- Exercise brief: Pull out every line from the listing that has the word "quand".

Dataset items:
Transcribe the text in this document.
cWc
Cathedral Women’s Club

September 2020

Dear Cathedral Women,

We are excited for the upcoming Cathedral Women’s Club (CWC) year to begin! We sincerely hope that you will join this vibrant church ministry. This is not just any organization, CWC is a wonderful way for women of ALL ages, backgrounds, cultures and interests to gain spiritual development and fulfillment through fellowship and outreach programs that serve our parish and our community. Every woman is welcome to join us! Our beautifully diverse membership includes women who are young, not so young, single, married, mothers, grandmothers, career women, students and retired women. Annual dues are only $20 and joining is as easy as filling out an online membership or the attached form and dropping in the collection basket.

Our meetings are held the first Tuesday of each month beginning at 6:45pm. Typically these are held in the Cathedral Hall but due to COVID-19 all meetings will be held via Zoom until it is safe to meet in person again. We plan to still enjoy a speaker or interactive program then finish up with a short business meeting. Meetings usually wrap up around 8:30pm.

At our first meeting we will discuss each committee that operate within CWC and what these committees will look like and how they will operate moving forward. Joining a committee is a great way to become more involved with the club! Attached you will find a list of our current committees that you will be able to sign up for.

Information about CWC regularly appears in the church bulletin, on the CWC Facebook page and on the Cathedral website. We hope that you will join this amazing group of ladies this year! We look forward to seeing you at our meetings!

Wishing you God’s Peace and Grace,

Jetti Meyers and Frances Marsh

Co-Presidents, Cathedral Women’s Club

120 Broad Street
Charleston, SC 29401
--
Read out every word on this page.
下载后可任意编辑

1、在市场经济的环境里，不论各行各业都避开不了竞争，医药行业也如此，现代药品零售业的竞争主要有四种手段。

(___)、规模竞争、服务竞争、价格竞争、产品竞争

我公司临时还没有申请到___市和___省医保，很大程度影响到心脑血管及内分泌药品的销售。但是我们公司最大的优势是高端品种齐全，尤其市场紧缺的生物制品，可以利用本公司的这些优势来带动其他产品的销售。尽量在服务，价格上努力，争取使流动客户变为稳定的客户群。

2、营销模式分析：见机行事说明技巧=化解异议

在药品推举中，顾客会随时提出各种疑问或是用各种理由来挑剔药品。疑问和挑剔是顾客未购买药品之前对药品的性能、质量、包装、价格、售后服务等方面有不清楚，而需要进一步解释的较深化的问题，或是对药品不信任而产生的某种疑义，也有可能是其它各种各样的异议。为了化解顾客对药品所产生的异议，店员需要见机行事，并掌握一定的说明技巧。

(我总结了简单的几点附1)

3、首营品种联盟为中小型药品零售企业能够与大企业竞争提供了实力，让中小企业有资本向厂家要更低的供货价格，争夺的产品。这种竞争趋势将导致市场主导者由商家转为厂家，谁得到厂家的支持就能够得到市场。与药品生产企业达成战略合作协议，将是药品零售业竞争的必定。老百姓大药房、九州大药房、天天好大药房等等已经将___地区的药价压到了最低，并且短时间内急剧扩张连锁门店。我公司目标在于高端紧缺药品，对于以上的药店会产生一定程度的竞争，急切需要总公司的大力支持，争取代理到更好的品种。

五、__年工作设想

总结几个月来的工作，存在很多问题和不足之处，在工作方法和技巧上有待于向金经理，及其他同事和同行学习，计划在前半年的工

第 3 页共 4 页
--
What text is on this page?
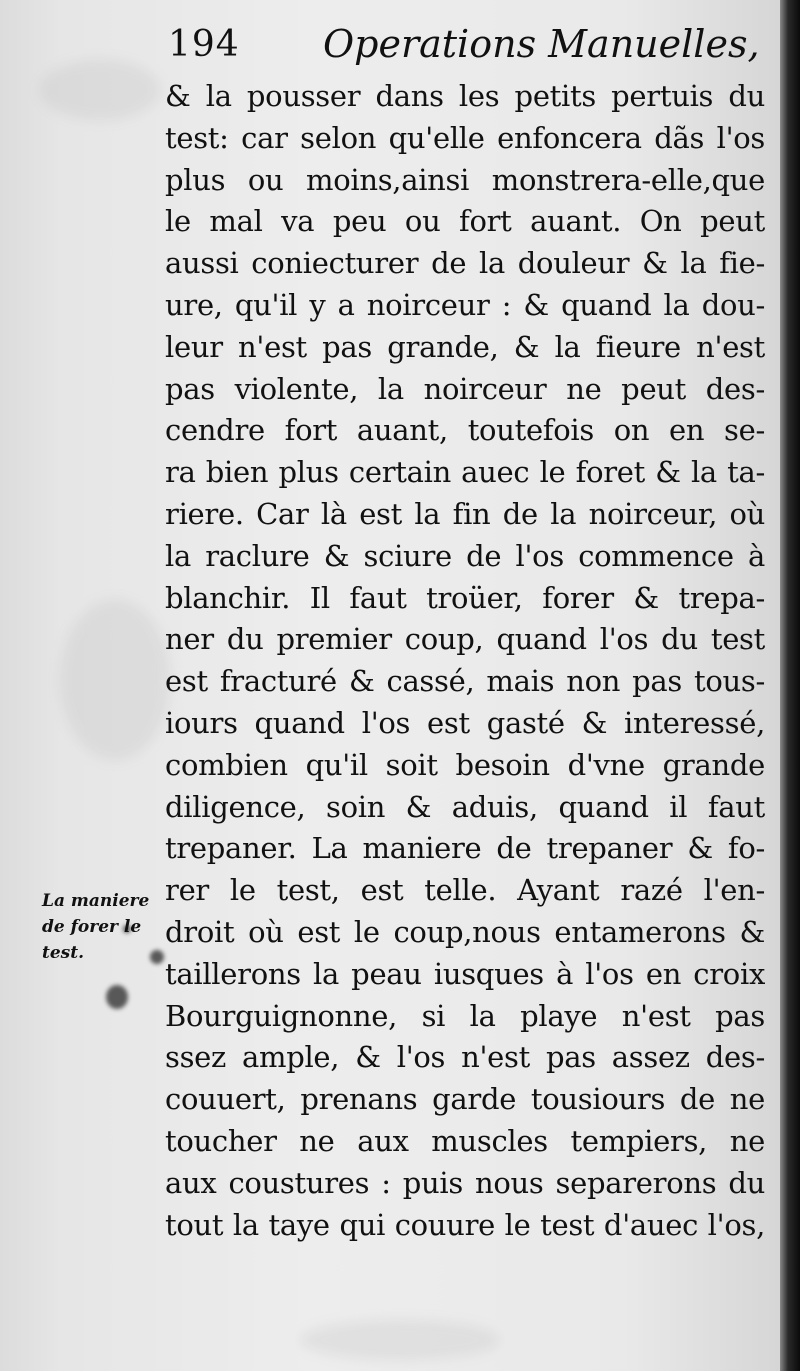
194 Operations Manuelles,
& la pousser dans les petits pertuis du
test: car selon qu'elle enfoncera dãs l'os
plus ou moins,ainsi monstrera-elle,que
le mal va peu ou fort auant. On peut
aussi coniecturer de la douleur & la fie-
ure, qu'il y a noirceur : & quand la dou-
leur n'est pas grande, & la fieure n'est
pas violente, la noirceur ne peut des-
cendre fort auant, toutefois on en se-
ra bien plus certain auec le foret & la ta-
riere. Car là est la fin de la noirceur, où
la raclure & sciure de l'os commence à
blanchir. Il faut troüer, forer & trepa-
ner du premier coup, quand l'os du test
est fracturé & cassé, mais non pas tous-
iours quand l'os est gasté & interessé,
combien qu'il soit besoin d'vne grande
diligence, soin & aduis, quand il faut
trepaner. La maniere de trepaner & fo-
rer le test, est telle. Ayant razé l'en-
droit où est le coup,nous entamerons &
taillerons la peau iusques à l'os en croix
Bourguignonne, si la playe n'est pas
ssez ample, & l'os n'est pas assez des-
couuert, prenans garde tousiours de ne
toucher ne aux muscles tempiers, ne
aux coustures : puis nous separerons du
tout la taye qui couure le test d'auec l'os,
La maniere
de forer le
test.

- Reply:
ure, qu'il y a noirceur : & quand la dou-
ner du premier coup, quand l'os du test
iours quand l'os est gasté & interessé,
diligence, soin & aduis, quand il faut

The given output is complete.